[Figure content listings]
┏━━
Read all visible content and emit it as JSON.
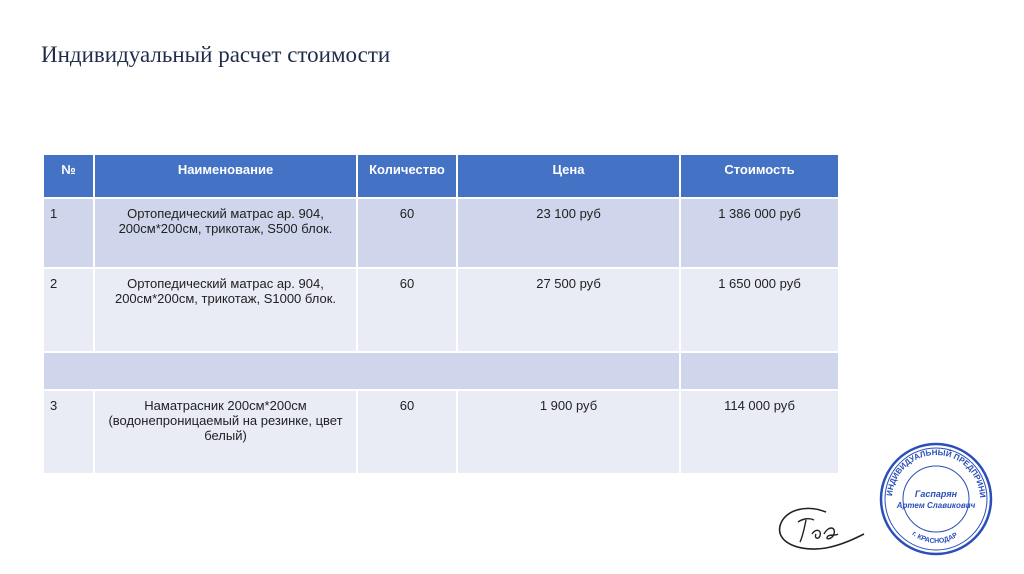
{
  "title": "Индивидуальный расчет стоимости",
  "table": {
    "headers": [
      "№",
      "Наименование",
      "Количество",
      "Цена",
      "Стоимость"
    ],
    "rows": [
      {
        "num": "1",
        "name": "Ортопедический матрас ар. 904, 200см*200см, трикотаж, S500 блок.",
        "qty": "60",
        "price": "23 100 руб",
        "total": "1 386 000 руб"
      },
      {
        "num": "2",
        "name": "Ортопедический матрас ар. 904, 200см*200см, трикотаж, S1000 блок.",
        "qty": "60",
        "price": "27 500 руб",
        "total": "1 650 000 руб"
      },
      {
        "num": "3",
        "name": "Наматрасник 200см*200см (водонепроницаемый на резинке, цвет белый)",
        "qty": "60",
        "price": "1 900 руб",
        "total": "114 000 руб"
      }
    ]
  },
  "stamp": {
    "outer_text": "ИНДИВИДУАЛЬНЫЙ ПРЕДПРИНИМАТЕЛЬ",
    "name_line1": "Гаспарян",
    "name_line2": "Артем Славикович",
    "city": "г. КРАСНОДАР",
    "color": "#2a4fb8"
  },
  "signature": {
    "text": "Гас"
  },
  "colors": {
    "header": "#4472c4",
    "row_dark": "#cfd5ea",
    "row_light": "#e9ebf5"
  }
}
┗━━
PROBLEM TO SOLVE: Only the number is wanted: how many lines in the data include the word "total"?

SOLUTION FOR THIS TASK: 3